▸ **TASK DIRECTIONS**
Please copy every line of the records below that holds the word "title".

▸ **DATA ENTRIES**
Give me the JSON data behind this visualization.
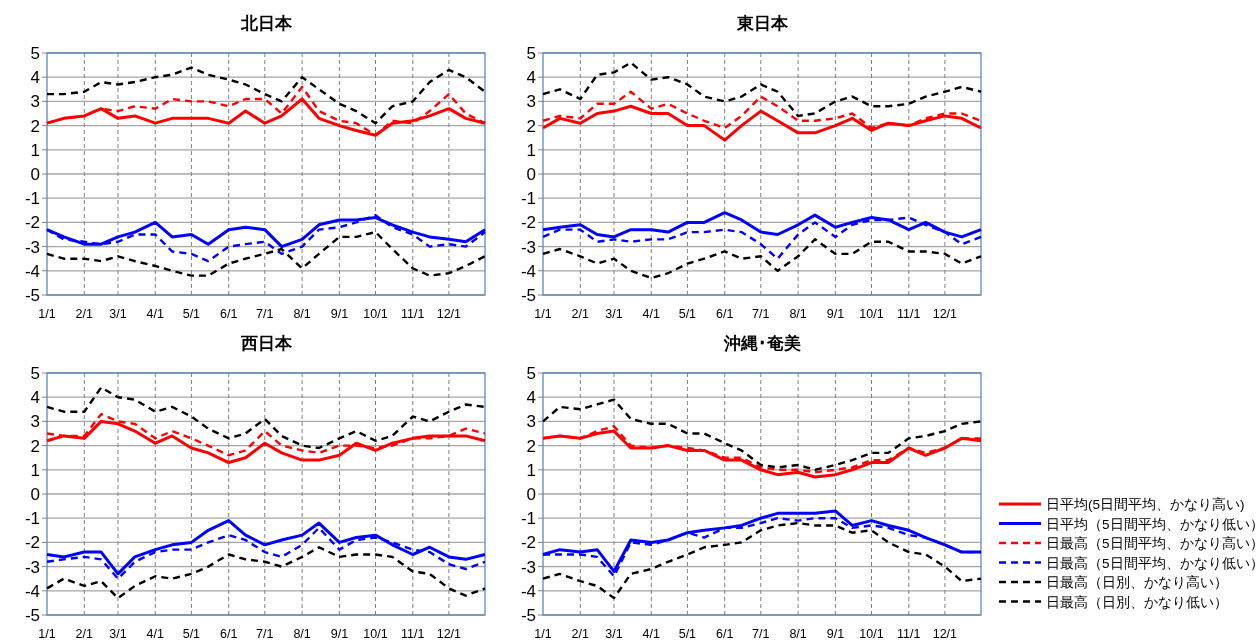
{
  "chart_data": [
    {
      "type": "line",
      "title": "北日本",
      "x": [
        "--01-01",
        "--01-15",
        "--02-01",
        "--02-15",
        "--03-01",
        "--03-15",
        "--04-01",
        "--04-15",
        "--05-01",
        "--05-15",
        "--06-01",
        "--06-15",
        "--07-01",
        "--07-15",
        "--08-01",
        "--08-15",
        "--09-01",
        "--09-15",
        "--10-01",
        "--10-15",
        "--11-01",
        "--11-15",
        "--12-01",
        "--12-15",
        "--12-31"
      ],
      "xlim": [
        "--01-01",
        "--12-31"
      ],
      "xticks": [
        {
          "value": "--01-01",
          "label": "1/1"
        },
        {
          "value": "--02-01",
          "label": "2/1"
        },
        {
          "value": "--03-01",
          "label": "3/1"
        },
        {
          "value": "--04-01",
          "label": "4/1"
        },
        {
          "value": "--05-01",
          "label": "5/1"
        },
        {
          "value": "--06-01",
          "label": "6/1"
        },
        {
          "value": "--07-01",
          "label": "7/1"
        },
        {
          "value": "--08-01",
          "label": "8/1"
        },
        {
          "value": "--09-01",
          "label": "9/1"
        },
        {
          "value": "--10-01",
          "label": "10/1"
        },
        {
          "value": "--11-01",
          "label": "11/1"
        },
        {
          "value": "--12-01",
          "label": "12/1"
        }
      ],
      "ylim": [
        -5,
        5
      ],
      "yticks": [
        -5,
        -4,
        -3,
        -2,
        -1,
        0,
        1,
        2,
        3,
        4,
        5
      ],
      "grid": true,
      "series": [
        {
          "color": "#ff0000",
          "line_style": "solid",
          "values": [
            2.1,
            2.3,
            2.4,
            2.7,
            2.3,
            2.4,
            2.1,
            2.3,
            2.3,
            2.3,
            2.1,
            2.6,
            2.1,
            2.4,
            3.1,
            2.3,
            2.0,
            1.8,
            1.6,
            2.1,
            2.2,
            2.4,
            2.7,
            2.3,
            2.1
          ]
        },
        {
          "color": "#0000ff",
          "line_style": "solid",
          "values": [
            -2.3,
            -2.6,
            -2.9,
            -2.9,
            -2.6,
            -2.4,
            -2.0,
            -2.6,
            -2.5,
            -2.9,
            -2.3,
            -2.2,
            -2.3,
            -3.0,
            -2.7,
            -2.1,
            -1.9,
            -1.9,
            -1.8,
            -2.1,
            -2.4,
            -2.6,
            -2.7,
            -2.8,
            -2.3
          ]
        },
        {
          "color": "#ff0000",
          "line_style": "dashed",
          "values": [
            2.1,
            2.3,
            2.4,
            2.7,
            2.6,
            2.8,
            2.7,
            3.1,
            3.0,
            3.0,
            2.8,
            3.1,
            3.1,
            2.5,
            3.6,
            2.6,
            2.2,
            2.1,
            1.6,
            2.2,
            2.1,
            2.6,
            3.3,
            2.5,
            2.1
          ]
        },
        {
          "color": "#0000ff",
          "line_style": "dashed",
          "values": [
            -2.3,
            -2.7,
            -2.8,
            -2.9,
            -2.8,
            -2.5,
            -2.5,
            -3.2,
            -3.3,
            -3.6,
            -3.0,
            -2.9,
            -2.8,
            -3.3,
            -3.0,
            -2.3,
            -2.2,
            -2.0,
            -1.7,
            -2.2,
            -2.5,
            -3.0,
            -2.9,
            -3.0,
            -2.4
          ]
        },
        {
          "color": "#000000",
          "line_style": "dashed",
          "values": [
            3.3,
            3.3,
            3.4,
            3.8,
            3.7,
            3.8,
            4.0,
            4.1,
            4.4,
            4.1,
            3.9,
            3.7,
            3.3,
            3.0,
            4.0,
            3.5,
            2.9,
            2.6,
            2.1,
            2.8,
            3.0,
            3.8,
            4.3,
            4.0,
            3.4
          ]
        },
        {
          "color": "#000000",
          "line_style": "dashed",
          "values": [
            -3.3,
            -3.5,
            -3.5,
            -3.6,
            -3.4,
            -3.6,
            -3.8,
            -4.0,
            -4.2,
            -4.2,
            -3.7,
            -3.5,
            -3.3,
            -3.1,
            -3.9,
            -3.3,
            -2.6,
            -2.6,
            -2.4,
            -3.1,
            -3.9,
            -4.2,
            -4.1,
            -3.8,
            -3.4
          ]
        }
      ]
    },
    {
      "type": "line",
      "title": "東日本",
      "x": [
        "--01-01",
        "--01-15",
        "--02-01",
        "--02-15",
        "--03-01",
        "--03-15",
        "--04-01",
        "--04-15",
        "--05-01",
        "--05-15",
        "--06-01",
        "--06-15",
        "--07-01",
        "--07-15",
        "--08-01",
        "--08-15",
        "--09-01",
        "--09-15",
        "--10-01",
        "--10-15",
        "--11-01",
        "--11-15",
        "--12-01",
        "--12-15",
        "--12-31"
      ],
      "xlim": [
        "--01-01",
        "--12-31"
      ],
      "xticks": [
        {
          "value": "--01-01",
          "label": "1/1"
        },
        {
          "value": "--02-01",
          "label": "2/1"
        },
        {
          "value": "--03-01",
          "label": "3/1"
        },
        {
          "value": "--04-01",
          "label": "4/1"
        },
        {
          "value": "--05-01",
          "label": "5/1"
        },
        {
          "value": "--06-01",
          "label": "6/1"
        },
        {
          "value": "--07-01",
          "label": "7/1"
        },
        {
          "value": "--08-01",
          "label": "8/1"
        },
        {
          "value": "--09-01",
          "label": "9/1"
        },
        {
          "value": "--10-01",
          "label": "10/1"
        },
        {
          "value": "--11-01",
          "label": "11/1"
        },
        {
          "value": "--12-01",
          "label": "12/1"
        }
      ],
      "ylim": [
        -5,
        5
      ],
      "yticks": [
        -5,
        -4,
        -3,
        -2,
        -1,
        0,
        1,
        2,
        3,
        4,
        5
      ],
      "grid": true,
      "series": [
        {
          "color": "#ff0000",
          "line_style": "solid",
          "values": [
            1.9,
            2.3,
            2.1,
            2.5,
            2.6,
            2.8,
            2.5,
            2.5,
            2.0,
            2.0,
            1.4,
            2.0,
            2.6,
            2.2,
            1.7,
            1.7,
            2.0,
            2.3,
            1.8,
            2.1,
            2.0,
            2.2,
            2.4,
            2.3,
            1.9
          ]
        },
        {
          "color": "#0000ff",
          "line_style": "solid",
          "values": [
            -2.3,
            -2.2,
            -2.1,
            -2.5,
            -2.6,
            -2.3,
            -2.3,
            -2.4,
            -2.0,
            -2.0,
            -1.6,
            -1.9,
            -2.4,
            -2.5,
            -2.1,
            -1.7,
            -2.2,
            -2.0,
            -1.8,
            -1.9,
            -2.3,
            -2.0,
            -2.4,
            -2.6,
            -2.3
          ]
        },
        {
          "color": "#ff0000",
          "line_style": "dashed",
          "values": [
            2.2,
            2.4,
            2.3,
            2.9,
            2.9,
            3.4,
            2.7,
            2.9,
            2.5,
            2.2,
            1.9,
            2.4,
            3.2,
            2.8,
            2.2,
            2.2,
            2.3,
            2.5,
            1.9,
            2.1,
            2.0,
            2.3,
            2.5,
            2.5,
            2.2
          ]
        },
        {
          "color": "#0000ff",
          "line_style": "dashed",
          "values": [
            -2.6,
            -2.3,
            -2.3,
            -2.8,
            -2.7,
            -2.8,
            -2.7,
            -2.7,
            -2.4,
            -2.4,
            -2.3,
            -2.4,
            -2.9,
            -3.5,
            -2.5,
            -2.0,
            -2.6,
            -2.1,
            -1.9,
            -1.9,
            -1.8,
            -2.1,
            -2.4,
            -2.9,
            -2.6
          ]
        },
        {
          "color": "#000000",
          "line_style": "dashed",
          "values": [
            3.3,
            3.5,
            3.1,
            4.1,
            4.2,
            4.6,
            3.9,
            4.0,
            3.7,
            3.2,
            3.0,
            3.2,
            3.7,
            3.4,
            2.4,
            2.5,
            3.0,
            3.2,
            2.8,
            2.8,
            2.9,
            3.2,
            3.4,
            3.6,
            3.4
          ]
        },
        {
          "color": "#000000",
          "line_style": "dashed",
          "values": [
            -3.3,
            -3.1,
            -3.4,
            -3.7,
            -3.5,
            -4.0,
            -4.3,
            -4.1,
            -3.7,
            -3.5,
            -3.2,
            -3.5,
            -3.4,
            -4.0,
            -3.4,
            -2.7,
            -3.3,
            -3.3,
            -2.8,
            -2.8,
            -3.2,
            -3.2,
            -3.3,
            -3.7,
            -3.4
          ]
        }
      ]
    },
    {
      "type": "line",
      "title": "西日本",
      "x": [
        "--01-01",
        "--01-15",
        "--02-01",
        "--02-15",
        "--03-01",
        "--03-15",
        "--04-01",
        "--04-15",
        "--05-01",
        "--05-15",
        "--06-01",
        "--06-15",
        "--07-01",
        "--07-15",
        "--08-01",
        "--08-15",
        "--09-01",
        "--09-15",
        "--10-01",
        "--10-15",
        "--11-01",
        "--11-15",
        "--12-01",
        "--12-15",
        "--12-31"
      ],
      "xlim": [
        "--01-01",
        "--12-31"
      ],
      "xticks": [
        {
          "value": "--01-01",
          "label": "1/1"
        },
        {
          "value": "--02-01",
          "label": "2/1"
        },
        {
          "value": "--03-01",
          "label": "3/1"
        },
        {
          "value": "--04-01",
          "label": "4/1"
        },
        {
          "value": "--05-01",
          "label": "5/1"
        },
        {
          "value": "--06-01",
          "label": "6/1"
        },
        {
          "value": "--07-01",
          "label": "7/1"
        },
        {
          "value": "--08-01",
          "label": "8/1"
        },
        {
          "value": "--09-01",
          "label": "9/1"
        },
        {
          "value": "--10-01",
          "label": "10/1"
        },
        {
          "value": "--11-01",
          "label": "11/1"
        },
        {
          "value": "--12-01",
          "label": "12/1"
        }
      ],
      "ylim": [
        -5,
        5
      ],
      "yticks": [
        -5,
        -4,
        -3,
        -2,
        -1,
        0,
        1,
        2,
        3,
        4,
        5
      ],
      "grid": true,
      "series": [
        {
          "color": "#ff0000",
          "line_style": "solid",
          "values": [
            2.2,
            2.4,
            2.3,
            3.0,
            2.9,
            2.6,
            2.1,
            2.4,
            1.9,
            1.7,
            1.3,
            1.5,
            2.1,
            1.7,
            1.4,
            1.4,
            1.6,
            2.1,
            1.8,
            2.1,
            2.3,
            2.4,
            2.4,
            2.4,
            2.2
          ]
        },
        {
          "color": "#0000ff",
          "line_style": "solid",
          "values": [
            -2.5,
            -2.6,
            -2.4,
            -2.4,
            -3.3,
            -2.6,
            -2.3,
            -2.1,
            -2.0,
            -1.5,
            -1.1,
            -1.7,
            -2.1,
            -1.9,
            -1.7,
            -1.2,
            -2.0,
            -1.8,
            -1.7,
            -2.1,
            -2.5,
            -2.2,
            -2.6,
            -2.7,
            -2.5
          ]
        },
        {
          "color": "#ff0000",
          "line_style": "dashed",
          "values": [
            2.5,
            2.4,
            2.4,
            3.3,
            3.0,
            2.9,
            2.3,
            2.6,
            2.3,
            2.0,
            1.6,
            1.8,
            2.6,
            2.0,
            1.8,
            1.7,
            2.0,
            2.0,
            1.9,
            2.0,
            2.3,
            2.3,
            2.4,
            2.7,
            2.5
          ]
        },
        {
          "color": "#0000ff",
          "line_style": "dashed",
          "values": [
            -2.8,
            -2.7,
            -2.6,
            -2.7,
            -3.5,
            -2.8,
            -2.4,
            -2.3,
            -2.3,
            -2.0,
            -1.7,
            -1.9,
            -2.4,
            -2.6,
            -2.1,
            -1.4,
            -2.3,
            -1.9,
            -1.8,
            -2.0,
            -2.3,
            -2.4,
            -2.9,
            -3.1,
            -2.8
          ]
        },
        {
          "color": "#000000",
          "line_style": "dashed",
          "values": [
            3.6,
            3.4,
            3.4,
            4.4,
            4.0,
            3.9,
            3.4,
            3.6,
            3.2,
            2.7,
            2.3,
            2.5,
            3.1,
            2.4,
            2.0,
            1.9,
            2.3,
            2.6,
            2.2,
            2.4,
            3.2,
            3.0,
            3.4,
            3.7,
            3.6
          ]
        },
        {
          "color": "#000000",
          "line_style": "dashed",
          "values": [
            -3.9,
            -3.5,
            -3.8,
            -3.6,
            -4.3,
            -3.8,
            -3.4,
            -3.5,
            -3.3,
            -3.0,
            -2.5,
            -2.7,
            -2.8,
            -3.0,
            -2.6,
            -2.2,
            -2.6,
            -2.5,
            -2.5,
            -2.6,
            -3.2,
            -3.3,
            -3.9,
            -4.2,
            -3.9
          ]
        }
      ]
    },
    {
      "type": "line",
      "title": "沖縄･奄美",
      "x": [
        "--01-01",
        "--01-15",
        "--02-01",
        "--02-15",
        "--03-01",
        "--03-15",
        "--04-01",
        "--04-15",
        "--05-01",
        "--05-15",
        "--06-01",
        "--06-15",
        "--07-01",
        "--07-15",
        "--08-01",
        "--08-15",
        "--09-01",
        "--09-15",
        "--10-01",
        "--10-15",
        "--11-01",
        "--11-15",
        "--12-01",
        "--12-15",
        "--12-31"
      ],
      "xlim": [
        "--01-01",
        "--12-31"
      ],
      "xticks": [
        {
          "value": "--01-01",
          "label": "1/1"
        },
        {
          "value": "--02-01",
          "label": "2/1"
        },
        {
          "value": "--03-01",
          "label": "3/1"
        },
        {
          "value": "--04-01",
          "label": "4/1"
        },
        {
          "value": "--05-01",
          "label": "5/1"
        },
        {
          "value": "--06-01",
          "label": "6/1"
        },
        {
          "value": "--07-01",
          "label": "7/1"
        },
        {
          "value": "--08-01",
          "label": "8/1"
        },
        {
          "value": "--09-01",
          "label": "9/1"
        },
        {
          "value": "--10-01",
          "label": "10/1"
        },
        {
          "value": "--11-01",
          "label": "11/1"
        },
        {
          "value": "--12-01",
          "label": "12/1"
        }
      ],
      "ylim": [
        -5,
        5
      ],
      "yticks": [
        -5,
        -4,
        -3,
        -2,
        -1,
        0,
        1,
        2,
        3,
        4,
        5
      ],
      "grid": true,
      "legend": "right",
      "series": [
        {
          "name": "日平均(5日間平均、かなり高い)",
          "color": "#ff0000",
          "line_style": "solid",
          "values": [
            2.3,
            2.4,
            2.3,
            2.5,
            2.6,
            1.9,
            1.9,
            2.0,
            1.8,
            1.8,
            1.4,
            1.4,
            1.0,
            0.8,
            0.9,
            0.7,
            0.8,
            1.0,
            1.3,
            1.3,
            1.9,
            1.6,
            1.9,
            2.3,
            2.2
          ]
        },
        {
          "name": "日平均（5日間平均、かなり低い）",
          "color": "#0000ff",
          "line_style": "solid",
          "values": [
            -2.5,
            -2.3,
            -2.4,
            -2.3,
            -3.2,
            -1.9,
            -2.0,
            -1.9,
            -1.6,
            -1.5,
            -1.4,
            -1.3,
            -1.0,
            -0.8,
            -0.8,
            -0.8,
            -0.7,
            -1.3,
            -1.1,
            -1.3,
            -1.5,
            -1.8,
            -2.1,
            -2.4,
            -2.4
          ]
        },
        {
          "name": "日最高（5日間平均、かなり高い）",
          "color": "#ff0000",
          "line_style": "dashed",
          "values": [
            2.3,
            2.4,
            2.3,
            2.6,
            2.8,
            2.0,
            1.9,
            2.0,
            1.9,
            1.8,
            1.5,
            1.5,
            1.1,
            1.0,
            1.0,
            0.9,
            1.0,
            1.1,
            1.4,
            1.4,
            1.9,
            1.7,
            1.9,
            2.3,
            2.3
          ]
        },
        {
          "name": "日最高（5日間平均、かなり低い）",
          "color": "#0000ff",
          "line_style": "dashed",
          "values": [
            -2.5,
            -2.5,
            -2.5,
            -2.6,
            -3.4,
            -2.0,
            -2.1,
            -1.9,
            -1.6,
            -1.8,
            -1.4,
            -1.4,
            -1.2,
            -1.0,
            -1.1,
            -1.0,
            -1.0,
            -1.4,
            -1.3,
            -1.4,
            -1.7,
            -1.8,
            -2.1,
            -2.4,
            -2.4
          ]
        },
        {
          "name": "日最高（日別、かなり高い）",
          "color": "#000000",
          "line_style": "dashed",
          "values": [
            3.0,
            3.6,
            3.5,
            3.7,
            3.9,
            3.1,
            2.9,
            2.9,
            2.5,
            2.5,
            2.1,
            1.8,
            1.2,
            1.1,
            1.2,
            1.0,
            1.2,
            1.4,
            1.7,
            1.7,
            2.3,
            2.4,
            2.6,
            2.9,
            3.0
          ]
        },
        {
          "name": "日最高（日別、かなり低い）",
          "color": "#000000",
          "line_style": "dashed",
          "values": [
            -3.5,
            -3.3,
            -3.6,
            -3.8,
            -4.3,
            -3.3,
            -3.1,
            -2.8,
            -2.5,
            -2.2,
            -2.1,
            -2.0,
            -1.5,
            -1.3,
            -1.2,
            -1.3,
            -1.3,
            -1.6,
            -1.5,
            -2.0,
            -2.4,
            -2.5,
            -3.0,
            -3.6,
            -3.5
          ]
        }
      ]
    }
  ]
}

▸ **RESPONSE FOR THIS EXERCISE**
      "title": "北日本",
      "title": "東日本",
      "title": "西日本",
      "title": "沖縄･奄美",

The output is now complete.